═════ Data provided ═════

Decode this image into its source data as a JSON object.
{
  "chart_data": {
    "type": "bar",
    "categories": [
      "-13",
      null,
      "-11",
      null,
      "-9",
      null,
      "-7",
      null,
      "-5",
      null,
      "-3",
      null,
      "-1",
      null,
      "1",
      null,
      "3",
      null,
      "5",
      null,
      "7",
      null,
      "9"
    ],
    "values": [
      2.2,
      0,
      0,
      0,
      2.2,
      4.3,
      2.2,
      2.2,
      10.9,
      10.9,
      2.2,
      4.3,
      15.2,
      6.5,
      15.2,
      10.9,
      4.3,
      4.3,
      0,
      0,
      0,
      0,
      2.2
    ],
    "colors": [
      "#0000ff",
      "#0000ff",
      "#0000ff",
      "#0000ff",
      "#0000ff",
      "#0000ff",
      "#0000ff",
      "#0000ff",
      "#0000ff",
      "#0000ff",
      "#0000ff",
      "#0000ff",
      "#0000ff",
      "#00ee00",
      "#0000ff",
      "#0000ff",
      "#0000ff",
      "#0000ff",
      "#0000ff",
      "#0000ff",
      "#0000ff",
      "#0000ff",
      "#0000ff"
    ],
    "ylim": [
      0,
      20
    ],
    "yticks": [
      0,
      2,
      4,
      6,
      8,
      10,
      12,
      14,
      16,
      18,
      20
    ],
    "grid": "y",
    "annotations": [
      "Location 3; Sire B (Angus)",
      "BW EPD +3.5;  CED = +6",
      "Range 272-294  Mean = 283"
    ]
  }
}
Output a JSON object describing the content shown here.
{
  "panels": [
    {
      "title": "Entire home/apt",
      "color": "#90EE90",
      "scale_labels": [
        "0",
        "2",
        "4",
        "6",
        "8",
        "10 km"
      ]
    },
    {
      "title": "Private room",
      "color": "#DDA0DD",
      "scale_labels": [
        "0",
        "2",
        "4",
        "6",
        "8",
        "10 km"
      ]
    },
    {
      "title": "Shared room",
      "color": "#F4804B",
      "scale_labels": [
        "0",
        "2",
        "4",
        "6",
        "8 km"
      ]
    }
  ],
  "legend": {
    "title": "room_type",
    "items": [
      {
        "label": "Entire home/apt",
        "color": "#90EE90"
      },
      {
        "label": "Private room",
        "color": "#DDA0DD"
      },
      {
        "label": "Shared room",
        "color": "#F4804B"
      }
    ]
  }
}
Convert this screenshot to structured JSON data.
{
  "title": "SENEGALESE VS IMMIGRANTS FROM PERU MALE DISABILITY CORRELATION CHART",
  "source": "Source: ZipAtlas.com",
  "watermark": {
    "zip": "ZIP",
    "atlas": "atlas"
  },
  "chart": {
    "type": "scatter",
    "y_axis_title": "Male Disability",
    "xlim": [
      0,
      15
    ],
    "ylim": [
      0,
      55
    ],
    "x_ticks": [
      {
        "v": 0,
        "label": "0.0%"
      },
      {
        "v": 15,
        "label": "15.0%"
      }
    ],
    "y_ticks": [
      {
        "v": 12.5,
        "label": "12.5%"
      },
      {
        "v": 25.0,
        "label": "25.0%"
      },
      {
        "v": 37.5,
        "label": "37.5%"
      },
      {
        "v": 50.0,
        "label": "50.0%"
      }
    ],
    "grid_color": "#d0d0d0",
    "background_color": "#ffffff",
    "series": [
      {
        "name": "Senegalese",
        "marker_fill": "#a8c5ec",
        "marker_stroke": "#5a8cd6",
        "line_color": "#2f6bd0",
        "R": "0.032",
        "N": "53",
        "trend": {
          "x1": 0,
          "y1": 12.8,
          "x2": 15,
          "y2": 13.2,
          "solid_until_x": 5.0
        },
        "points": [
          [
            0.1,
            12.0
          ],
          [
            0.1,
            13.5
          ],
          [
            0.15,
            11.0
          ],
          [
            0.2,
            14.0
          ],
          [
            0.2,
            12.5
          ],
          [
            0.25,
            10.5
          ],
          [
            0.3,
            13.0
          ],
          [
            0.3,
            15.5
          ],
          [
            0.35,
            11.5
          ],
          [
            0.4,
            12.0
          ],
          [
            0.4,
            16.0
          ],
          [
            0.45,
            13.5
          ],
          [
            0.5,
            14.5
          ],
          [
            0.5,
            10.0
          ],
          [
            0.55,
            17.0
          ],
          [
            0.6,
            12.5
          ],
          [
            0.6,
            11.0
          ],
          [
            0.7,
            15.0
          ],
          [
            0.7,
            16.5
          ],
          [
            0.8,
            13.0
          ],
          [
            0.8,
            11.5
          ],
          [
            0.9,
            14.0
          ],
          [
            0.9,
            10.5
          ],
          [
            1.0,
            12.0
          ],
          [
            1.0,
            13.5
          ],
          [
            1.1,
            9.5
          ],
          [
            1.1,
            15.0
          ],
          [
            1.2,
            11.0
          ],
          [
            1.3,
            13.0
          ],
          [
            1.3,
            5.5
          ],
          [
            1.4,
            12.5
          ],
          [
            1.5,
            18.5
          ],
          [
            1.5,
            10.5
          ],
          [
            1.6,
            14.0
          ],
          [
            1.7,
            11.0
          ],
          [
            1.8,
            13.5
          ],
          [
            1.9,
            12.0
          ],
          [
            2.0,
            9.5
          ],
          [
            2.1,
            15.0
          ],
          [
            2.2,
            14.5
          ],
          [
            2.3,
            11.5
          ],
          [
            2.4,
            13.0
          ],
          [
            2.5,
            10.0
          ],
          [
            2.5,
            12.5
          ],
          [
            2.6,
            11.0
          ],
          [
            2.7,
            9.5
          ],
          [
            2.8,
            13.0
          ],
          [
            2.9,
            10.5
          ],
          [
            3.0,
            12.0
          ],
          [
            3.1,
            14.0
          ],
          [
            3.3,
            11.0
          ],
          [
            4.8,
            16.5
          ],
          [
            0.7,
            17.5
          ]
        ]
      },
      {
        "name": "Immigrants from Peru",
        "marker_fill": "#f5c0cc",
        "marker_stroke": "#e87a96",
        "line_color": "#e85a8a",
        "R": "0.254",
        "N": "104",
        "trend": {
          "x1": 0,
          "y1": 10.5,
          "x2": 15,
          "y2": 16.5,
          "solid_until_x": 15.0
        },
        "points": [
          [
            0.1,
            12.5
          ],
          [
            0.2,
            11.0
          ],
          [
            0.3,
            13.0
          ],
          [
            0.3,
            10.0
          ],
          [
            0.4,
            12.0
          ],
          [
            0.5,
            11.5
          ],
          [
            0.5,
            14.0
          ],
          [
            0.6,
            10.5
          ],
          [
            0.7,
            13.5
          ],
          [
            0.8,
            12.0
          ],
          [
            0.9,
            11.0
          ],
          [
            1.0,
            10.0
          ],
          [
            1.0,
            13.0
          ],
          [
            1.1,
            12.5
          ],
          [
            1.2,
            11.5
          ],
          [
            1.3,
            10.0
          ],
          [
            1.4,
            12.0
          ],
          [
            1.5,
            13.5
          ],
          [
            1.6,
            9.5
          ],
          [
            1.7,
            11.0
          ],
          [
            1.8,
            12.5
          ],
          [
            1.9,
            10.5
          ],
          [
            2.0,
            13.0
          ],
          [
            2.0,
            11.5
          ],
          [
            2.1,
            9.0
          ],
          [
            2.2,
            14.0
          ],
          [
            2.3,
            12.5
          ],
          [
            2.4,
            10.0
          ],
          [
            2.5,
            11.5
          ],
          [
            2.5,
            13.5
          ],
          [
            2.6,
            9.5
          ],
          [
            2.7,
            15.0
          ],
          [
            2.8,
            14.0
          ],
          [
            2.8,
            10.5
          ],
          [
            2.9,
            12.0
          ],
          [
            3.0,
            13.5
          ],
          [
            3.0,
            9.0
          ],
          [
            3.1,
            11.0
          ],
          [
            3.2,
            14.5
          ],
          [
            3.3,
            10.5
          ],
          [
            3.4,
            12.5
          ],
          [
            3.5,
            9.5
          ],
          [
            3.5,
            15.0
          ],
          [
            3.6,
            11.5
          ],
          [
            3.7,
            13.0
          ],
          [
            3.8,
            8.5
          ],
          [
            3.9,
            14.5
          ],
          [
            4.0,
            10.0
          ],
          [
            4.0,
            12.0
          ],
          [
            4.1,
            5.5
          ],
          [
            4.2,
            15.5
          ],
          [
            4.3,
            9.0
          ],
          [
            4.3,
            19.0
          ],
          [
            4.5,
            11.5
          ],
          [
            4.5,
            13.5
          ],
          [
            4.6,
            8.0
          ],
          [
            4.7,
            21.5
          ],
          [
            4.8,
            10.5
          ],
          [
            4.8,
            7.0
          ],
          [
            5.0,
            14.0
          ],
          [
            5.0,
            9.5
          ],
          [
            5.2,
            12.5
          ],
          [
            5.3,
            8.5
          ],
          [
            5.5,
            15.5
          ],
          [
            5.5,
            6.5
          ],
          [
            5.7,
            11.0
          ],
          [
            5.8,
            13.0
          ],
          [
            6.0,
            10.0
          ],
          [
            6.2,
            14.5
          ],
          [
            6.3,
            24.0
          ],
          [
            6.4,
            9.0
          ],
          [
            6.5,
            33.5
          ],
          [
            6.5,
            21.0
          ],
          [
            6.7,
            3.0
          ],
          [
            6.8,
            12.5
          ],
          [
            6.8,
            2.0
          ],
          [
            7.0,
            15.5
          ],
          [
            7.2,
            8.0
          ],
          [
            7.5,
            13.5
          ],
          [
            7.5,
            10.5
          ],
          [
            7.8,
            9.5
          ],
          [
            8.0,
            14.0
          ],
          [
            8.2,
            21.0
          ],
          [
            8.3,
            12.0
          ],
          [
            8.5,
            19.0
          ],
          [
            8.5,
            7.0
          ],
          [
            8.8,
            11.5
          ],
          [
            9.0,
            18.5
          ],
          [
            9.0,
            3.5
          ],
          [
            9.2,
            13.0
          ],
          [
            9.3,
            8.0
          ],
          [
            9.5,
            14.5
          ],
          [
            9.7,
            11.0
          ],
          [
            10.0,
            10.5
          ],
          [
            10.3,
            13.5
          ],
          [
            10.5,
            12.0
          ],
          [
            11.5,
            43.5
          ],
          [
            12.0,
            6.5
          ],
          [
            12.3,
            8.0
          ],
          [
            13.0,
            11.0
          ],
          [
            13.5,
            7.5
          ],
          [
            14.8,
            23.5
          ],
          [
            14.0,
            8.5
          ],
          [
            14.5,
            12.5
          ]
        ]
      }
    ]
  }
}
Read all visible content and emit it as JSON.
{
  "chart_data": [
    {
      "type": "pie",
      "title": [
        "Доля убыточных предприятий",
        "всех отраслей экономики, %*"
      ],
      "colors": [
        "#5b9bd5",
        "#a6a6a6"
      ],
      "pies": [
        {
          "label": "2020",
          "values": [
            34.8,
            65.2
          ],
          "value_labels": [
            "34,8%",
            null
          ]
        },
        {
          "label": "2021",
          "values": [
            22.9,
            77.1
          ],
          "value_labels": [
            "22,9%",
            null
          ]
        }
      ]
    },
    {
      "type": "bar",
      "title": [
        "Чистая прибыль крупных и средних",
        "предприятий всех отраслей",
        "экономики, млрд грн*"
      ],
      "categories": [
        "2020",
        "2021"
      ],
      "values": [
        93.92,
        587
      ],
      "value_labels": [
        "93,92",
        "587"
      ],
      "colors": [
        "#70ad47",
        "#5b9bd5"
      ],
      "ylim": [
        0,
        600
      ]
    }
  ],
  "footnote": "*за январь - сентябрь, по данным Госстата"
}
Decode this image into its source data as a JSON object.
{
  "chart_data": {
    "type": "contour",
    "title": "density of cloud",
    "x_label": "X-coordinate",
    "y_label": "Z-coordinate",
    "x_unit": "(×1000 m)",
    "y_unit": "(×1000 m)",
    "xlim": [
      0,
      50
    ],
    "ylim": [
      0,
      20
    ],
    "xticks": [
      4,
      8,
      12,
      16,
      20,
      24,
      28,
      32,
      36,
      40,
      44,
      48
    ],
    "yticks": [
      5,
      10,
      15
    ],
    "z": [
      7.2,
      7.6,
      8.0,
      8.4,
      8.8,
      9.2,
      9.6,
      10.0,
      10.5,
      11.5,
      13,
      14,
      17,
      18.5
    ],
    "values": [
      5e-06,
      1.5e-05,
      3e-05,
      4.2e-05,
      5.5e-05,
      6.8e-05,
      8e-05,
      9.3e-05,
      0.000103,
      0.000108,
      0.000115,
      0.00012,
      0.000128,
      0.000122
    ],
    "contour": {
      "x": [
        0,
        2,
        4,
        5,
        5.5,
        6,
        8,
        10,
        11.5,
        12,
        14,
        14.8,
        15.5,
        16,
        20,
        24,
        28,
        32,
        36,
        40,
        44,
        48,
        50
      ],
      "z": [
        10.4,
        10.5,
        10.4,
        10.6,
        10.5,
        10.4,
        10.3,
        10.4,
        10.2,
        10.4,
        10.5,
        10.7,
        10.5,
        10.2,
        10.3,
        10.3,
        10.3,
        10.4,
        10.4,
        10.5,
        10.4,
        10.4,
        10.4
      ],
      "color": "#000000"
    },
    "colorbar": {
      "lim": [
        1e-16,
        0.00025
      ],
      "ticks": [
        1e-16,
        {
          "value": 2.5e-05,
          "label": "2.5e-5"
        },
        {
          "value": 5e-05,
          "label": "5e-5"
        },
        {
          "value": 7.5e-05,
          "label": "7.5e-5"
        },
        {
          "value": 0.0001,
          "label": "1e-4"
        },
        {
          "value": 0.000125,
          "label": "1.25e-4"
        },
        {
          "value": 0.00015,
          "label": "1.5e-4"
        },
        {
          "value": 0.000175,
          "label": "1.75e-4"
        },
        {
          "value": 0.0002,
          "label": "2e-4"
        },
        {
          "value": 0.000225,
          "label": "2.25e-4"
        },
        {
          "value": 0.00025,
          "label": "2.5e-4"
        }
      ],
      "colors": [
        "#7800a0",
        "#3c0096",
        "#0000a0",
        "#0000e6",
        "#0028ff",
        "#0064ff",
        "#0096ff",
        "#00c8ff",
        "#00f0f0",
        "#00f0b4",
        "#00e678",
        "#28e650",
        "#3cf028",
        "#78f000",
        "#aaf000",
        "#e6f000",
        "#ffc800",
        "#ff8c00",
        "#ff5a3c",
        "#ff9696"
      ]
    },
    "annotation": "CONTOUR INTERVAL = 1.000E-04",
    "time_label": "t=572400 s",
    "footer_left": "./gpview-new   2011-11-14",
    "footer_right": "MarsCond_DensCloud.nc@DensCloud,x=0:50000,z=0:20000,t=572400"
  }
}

═════

§ **Task statement**
Check each line above for the word "JSON", and copy the lines where it appears.

§ **Final answer**
Decode this image into its source data as a JSON object.
Output a JSON object describing the content shown here.
Convert this screenshot to structured JSON data.
Read all visible content and emit it as JSON.
Decode this image into its source data as a JSON object.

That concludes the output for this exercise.